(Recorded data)
- - -
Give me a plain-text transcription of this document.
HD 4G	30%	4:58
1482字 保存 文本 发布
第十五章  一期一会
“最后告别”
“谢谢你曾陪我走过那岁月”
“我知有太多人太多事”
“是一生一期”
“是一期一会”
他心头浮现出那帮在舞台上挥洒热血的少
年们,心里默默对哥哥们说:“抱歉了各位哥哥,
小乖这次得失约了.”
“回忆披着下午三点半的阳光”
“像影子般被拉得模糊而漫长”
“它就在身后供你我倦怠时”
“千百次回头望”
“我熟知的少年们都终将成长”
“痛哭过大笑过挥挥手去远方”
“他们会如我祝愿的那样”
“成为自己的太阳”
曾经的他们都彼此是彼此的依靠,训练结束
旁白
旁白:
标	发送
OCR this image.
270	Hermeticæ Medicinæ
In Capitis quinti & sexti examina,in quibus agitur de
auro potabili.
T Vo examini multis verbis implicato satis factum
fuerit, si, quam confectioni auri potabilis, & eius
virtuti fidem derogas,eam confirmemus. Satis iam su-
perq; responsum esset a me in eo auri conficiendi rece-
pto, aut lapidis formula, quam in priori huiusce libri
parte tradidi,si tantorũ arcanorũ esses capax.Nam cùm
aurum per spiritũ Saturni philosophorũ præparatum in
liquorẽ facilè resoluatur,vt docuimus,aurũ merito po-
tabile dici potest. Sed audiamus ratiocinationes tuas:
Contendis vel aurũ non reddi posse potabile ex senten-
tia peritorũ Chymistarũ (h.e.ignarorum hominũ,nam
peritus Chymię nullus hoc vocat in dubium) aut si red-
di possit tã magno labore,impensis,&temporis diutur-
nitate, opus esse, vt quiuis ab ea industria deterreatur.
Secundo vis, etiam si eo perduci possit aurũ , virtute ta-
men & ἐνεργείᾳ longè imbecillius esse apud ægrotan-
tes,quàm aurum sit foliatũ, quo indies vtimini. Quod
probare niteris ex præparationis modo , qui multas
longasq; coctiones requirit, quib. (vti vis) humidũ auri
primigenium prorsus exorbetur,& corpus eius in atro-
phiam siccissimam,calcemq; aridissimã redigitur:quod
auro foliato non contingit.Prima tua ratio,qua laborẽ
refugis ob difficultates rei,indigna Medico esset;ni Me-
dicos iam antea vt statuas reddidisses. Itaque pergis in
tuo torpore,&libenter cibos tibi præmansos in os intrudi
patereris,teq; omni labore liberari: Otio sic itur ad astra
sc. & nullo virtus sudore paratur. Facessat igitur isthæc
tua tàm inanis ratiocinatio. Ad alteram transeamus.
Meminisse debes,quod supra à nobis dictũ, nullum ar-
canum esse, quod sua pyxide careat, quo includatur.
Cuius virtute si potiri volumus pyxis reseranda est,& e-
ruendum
- - -
#### Exercise aim
Reproduce every line of the material above exactly.

#### Correct output
Give me a plain-text transcription of this document.
HD 4G	30%	4:58
1482字 保存 文本 发布
第十五章  一期一会
“最后告别”
“谢谢你曾陪我走过那岁月”
“我知有太多人太多事”
“是一生一期”
“是一期一会”
他心头浮现出那帮在舞台上挥洒热血的少
年们,心里默默对哥哥们说:“抱歉了各位哥哥,
小乖这次得失约了.”
“回忆披着下午三点半的阳光”
“像影子般被拉得模糊而漫长”
“它就在身后供你我倦怠时”
“千百次回头望”
“我熟知的少年们都终将成长”
“痛哭过大笑过挥挥手去远方”
“他们会如我祝愿的那样”
“成为自己的太阳”
曾经的他们都彼此是彼此的依靠,训练结束
旁白
旁白:
标	发送
OCR this image.
270	Hermeticæ Medicinæ
In Capitis quinti & sexti examina,in quibus agitur de
auro potabili.
T Vo examini multis verbis implicato satis factum
fuerit, si, quam confectioni auri potabilis, & eius
virtuti fidem derogas,eam confirmemus. Satis iam su-
perq; responsum esset a me in eo auri conficiendi rece-
pto, aut lapidis formula, quam in priori huiusce libri
parte tradidi,si tantorũ arcanorũ esses capax.Nam cùm
aurum per spiritũ Saturni philosophorũ præparatum in
liquorẽ facilè resoluatur,vt docuimus,aurũ merito po-
tabile dici potest. Sed audiamus ratiocinationes tuas:
Contendis vel aurũ non reddi posse potabile ex senten-
tia peritorũ Chymistarũ (h.e.ignarorum hominũ,nam
peritus Chymię nullus hoc vocat in dubium) aut si red-
di possit tã magno labore,impensis,&temporis diutur-
nitate, opus esse, vt quiuis ab ea industria deterreatur.
Secundo vis, etiam si eo perduci possit aurũ , virtute ta-
men & ἐνεργείᾳ longè imbecillius esse apud ægrotan-
tes,quàm aurum sit foliatũ, quo indies vtimini. Quod
probare niteris ex præparationis modo , qui multas
longasq; coctiones requirit, quib. (vti vis) humidũ auri
primigenium prorsus exorbetur,& corpus eius in atro-
phiam siccissimam,calcemq; aridissimã redigitur:quod
auro foliato non contingit.Prima tua ratio,qua laborẽ
refugis ob difficultates rei,indigna Medico esset;ni Me-
dicos iam antea vt statuas reddidisses. Itaque pergis in
tuo torpore,&libenter cibos tibi præmansos in os intrudi
patereris,teq; omni labore liberari: Otio sic itur ad astra
sc. & nullo virtus sudore paratur. Facessat igitur isthæc
tua tàm inanis ratiocinatio. Ad alteram transeamus.
Meminisse debes,quod supra à nobis dictũ, nullum ar-
canum esse, quod sua pyxide careat, quo includatur.
Cuius virtute si potiri volumus pyxis reseranda est,& e-
ruendum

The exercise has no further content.